_WHAT THE EXERCISE ASKS_
Extract the full listing below without altering a single character.

_TASK MATERIAL_
──────────

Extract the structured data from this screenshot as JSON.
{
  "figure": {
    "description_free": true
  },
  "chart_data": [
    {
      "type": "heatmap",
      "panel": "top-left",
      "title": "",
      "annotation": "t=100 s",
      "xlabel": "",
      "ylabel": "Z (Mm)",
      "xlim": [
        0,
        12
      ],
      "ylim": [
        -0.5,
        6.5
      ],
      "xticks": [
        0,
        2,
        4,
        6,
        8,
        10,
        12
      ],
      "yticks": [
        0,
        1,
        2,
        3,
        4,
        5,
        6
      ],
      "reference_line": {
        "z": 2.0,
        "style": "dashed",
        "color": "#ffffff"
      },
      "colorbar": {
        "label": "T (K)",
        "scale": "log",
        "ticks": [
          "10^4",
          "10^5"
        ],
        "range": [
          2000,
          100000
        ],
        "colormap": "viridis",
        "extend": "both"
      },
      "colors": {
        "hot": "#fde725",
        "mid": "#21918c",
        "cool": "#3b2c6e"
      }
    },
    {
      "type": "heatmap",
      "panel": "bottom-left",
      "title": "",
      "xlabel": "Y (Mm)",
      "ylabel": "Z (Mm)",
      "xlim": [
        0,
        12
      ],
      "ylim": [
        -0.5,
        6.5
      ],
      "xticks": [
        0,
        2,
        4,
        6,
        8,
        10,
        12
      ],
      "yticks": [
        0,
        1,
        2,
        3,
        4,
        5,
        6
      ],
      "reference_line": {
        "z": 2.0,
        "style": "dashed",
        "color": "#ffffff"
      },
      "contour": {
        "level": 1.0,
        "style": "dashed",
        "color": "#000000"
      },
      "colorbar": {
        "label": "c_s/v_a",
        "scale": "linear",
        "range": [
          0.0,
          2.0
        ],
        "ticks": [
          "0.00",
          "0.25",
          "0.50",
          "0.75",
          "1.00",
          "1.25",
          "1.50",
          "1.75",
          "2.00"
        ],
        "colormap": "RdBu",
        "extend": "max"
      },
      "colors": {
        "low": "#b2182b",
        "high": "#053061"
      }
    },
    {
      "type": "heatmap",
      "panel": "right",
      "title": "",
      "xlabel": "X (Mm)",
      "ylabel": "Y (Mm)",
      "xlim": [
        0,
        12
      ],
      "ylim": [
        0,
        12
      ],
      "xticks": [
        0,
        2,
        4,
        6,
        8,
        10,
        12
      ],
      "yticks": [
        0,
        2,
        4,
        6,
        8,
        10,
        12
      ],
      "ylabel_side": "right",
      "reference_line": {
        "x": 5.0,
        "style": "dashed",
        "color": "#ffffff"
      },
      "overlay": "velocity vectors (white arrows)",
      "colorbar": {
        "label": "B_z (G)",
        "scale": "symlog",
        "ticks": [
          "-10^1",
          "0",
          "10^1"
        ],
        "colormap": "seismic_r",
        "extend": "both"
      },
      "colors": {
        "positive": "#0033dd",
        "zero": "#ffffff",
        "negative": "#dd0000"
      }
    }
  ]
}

──────────

_RESPONSE TO THIS EXERCISE_
Extract the structured data from this screenshot as JSON.
{
  "figure": {
    "description_free": true
  },
  "chart_data": [
    {
      "type": "heatmap",
      "panel": "top-left",
      "title": "",
      "annotation": "t=100 s",
      "xlabel": "",
      "ylabel": "Z (Mm)",
      "xlim": [
        0,
        12
      ],
      "ylim": [
        -0.5,
        6.5
      ],
      "xticks": [
        0,
        2,
        4,
        6,
        8,
        10,
        12
      ],
      "yticks": [
        0,
        1,
        2,
        3,
        4,
        5,
        6
      ],
      "reference_line": {
        "z": 2.0,
        "style": "dashed",
        "color": "#ffffff"
      },
      "colorbar": {
        "label": "T (K)",
        "scale": "log",
        "ticks": [
          "10^4",
          "10^5"
        ],
        "range": [
          2000,
          100000
        ],
        "colormap": "viridis",
        "extend": "both"
      },
      "colors": {
        "hot": "#fde725",
        "mid": "#21918c",
        "cool": "#3b2c6e"
      }
    },
    {
      "type": "heatmap",
      "panel": "bottom-left",
      "title": "",
      "xlabel": "Y (Mm)",
      "ylabel": "Z (Mm)",
      "xlim": [
        0,
        12
      ],
      "ylim": [
        -0.5,
        6.5
      ],
      "xticks": [
        0,
        2,
        4,
        6,
        8,
        10,
        12
      ],
      "yticks": [
        0,
        1,
        2,
        3,
        4,
        5,
        6
      ],
      "reference_line": {
        "z": 2.0,
        "style": "dashed",
        "color": "#ffffff"
      },
      "contour": {
        "level": 1.0,
        "style": "dashed",
        "color": "#000000"
      },
      "colorbar": {
        "label": "c_s/v_a",
        "scale": "linear",
        "range": [
          0.0,
          2.0
        ],
        "ticks": [
          "0.00",
          "0.25",
          "0.50",
          "0.75",
          "1.00",
          "1.25",
          "1.50",
          "1.75",
          "2.00"
        ],
        "colormap": "RdBu",
        "extend": "max"
      },
      "colors": {
        "low": "#b2182b",
        "high": "#053061"
      }
    },
    {
      "type": "heatmap",
      "panel": "right",
      "title": "",
      "xlabel": "X (Mm)",
      "ylabel": "Y (Mm)",
      "xlim": [
        0,
        12
      ],
      "ylim": [
        0,
        12
      ],
      "xticks": [
        0,
        2,
        4,
        6,
        8,
        10,
        12
      ],
      "yticks": [
        0,
        2,
        4,
        6,
        8,
        10,
        12
      ],
      "ylabel_side": "right",
      "reference_line": {
        "x": 5.0,
        "style": "dashed",
        "color": "#ffffff"
      },
      "overlay": "velocity vectors (white arrows)",
      "colorbar": {
        "label": "B_z (G)",
        "scale": "symlog",
        "ticks": [
          "-10^1",
          "0",
          "10^1"
        ],
        "colormap": "seismic_r",
        "extend": "both"
      },
      "colors": {
        "positive": "#0033dd",
        "zero": "#ffffff",
        "negative": "#dd0000"
      }
    }
  ]
}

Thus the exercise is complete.